"""

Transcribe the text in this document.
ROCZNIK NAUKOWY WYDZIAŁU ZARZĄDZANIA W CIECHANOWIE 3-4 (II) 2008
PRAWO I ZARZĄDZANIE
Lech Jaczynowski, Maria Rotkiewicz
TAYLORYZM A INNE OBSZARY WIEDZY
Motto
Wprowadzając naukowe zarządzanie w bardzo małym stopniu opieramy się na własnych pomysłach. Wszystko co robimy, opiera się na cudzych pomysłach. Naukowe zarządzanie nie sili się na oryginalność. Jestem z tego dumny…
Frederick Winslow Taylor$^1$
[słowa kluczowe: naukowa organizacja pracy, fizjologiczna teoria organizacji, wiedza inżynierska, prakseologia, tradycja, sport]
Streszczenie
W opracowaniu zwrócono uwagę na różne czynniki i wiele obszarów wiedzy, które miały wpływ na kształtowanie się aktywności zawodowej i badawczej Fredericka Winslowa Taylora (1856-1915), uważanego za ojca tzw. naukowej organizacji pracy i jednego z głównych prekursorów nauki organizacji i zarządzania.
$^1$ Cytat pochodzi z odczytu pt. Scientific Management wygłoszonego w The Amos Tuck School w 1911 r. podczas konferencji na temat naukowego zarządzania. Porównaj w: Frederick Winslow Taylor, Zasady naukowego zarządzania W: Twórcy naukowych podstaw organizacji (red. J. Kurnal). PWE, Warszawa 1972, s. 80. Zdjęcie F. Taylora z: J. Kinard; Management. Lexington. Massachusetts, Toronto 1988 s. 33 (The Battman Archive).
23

"""

## Job
Restate the data above word for word, please.

## Reply
Transcribe the text in this document.
ROCZNIK NAUKOWY WYDZIAŁU ZARZĄDZANIA W CIECHANOWIE 3-4 (II) 2008
PRAWO I ZARZĄDZANIE
Lech Jaczynowski, Maria Rotkiewicz
TAYLORYZM A INNE OBSZARY WIEDZY
Motto
Wprowadzając naukowe zarządzanie w bardzo małym stopniu opieramy się na własnych pomysłach. Wszystko co robimy, opiera się na cudzych pomysłach. Naukowe zarządzanie nie sili się na oryginalność. Jestem z tego dumny…
Frederick Winslow Taylor$^1$
[słowa kluczowe: naukowa organizacja pracy, fizjologiczna teoria organizacji, wiedza inżynierska, prakseologia, tradycja, sport]
Streszczenie
W opracowaniu zwrócono uwagę na różne czynniki i wiele obszarów wiedzy, które miały wpływ na kształtowanie się aktywności zawodowej i badawczej Fredericka Winslowa Taylora (1856-1915), uważanego za ojca tzw. naukowej organizacji pracy i jednego z głównych prekursorów nauki organizacji i zarządzania.
$^1$ Cytat pochodzi z odczytu pt. Scientific Management wygłoszonego w The Amos Tuck School w 1911 r. podczas konferencji na temat naukowego zarządzania. Porównaj w: Frederick Winslow Taylor, Zasady naukowego zarządzania W: Twórcy naukowych podstaw organizacji (red. J. Kurnal). PWE, Warszawa 1972, s. 80. Zdjęcie F. Taylora z: J. Kinard; Management. Lexington. Massachusetts, Toronto 1988 s. 33 (The Battman Archive).
23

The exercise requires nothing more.